**Goal:** All of the data should be repeated exactly; pictures are not part of the copy.

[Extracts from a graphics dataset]
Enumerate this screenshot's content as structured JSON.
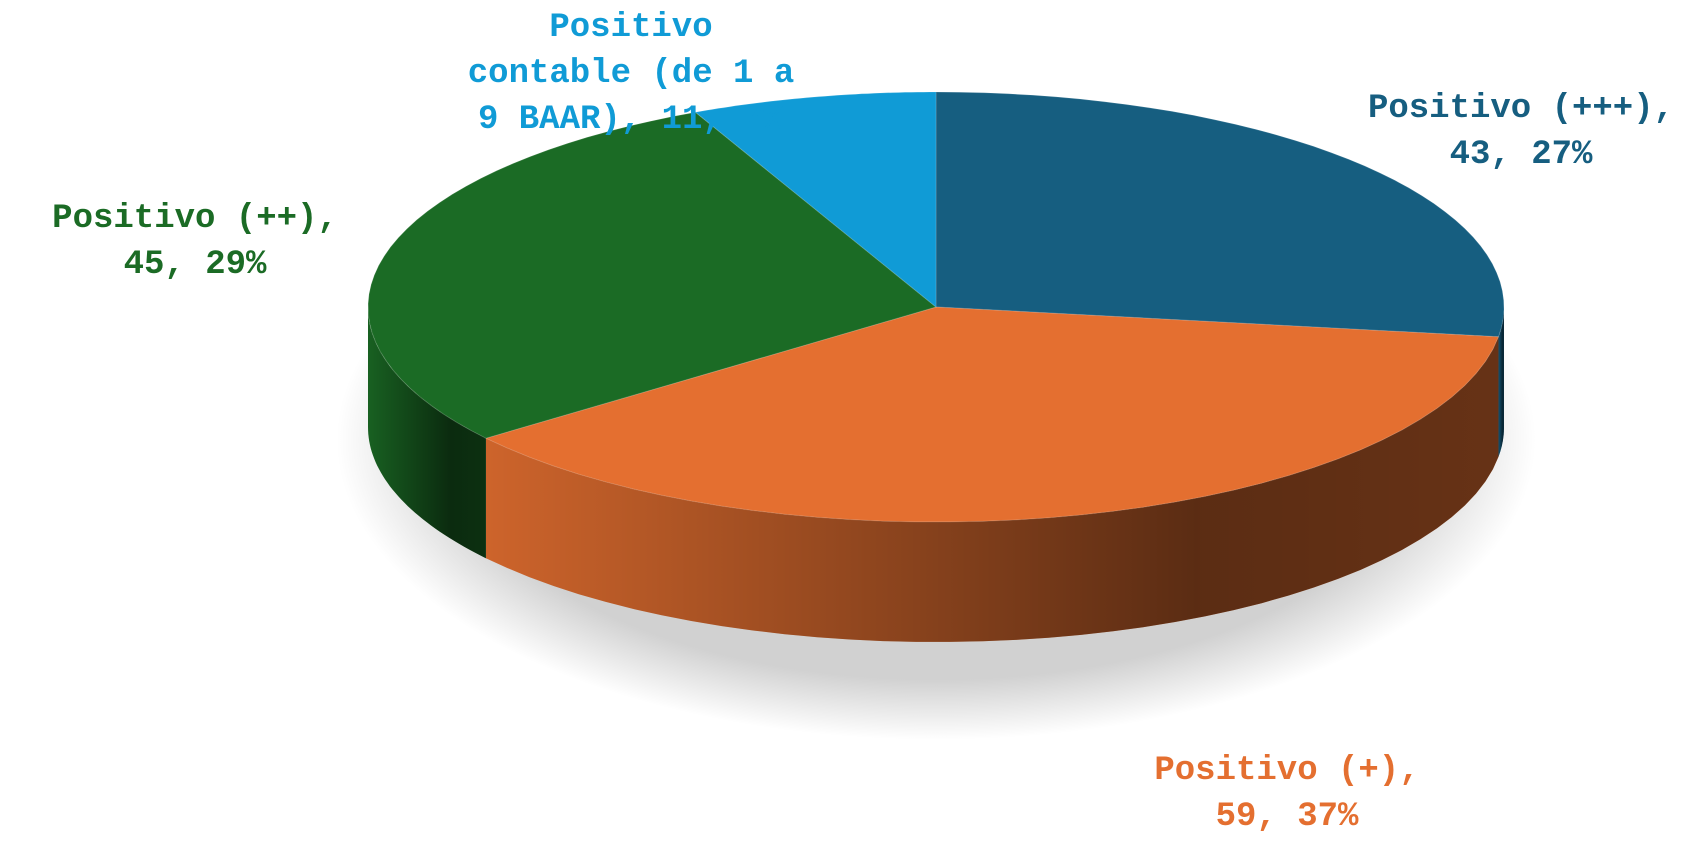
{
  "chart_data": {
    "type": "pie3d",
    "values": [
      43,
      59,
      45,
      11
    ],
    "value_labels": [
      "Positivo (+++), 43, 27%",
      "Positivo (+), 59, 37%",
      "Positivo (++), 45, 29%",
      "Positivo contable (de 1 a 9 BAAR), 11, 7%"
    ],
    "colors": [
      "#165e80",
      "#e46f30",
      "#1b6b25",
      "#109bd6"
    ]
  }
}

**Solution for this exercise:**
Enumerate this screenshot's content as structured JSON.
{
  "chart_data": {
    "type": "pie3d",
    "values": [
      43,
      59,
      45,
      11
    ],
    "value_labels": [
      "Positivo (+++), 43, 27%",
      "Positivo (+), 59, 37%",
      "Positivo (++), 45, 29%",
      "Positivo contable (de 1 a 9 BAAR), 11, 7%"
    ],
    "colors": [
      "#165e80",
      "#e46f30",
      "#1b6b25",
      "#109bd6"
    ]
  }
}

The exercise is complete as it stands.